Work out the number of lines in the listing that include the string "description". Reply with that number alone.

━━━━

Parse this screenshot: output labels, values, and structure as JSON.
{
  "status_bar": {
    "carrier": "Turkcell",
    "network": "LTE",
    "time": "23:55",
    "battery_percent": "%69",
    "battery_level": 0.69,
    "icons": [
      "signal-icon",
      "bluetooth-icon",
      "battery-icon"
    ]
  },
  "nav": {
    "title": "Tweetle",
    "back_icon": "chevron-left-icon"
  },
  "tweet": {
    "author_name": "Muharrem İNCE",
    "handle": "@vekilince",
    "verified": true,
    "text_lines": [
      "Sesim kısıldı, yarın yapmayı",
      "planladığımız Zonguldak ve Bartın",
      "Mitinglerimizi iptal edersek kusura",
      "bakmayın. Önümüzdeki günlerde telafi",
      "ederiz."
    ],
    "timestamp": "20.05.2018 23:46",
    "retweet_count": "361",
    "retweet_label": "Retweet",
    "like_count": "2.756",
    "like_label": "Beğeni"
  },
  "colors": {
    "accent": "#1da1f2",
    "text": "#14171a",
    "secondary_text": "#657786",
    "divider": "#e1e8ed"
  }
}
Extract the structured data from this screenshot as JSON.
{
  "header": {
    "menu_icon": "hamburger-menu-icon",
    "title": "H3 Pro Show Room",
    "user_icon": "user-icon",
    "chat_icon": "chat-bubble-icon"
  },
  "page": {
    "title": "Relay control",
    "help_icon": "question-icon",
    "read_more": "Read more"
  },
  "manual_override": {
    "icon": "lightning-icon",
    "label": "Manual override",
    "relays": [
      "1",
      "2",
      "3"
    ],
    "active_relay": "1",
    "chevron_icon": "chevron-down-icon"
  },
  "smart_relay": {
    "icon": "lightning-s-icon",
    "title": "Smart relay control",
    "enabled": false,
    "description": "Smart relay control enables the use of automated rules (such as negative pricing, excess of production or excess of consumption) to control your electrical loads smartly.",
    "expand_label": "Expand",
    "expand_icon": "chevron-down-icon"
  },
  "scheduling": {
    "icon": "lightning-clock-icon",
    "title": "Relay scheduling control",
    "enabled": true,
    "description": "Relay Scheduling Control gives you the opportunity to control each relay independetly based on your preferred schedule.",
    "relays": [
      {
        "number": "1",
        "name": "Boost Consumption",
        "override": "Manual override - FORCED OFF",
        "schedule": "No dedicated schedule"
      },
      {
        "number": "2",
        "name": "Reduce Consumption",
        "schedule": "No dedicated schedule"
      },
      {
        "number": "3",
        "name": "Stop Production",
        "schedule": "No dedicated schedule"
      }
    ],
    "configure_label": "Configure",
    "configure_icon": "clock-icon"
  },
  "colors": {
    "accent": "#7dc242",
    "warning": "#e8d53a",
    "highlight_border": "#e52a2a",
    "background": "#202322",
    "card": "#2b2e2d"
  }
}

━━━━

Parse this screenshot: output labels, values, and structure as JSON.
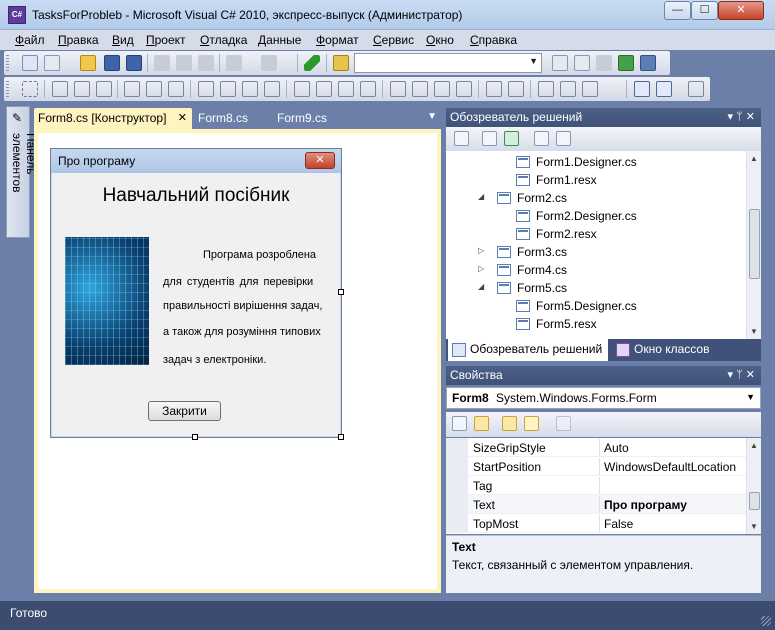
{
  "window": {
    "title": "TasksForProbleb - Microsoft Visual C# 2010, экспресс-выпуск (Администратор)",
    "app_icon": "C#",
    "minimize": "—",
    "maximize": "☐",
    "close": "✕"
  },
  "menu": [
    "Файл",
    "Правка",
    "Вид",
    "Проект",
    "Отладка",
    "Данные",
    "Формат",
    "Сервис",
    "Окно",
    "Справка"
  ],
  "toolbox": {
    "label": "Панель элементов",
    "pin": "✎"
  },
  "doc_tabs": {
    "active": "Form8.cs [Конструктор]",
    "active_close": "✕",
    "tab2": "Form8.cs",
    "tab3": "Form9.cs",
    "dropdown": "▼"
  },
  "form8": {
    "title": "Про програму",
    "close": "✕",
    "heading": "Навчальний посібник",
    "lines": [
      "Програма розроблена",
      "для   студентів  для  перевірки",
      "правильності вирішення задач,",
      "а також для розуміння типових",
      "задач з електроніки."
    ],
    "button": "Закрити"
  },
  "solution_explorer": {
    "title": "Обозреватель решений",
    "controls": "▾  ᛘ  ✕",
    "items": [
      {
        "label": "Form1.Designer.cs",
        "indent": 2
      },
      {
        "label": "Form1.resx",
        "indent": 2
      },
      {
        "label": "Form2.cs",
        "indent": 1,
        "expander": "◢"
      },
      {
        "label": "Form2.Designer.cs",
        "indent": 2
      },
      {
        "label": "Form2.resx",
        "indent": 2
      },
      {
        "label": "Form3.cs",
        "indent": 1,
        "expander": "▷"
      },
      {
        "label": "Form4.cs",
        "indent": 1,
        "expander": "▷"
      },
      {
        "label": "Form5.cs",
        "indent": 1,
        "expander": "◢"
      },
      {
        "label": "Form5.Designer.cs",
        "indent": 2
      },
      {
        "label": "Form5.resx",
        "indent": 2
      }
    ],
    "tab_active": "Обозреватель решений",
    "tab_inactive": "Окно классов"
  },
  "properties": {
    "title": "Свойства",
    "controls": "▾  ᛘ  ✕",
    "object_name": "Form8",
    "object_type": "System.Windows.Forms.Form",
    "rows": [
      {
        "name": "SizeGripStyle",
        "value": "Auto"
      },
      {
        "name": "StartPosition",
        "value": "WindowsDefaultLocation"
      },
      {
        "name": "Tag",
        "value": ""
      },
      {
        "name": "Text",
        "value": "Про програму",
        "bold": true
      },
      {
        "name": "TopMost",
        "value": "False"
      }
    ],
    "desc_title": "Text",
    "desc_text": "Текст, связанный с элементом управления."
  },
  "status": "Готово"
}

━━━━

§ **EXPECTED ANSWER**:
2